*Work instructions:* Repeat the entries that follow verbatim, without any of their pictures.

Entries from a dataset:
· · ·

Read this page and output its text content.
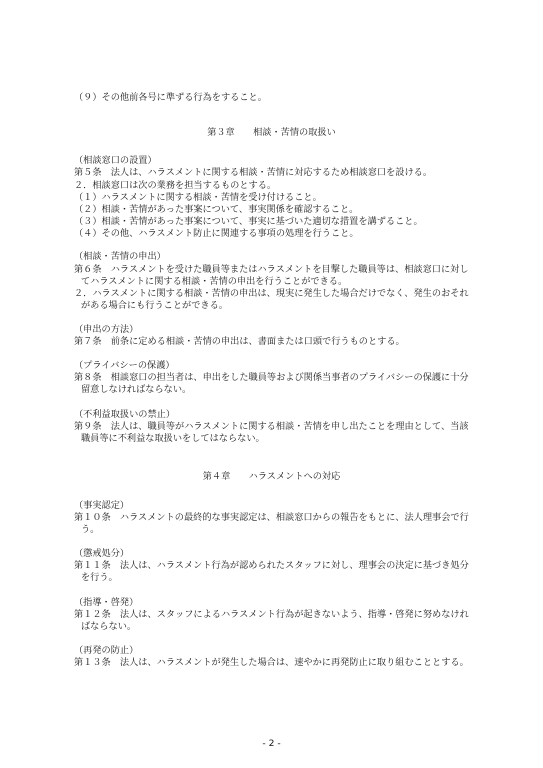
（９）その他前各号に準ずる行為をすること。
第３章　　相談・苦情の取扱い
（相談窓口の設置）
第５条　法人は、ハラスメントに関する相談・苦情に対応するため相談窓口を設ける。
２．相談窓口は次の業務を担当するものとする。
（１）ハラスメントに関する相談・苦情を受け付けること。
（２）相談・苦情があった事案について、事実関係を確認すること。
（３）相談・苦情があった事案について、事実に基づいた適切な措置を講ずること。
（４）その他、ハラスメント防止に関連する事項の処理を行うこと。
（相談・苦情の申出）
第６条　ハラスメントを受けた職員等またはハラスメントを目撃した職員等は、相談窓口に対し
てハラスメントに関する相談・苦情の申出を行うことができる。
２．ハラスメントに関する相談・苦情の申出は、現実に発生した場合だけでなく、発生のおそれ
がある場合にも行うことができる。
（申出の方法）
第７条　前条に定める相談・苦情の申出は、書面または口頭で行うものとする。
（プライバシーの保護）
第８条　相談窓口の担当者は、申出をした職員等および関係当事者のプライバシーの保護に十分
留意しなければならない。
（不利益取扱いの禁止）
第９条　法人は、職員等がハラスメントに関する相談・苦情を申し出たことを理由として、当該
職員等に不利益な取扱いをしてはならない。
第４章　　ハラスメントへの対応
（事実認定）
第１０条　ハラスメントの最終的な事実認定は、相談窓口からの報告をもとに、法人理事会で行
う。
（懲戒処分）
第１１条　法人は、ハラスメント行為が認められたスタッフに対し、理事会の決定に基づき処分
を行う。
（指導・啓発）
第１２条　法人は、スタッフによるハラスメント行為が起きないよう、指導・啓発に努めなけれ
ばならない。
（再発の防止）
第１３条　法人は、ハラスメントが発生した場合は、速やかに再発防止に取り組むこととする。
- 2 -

· · ·

*Solution:*
Read this page and output its text content.
（９）その他前各号に準ずる行為をすること。
第３章　　相談・苦情の取扱い
（相談窓口の設置）
第５条　法人は、ハラスメントに関する相談・苦情に対応するため相談窓口を設ける。
２．相談窓口は次の業務を担当するものとする。
（１）ハラスメントに関する相談・苦情を受け付けること。
（２）相談・苦情があった事案について、事実関係を確認すること。
（３）相談・苦情があった事案について、事実に基づいた適切な措置を講ずること。
（４）その他、ハラスメント防止に関連する事項の処理を行うこと。
（相談・苦情の申出）
第６条　ハラスメントを受けた職員等またはハラスメントを目撃した職員等は、相談窓口に対し
てハラスメントに関する相談・苦情の申出を行うことができる。
２．ハラスメントに関する相談・苦情の申出は、現実に発生した場合だけでなく、発生のおそれ
がある場合にも行うことができる。
（申出の方法）
第７条　前条に定める相談・苦情の申出は、書面または口頭で行うものとする。
（プライバシーの保護）
第８条　相談窓口の担当者は、申出をした職員等および関係当事者のプライバシーの保護に十分
留意しなければならない。
（不利益取扱いの禁止）
第９条　法人は、職員等がハラスメントに関する相談・苦情を申し出たことを理由として、当該
職員等に不利益な取扱いをしてはならない。
第４章　　ハラスメントへの対応
（事実認定）
第１０条　ハラスメントの最終的な事実認定は、相談窓口からの報告をもとに、法人理事会で行
う。
（懲戒処分）
第１１条　法人は、ハラスメント行為が認められたスタッフに対し、理事会の決定に基づき処分
を行う。
（指導・啓発）
第１２条　法人は、スタッフによるハラスメント行為が起きないよう、指導・啓発に努めなけれ
ばならない。
（再発の防止）
第１３条　法人は、ハラスメントが発生した場合は、速やかに再発防止に取り組むこととする。
- 2 -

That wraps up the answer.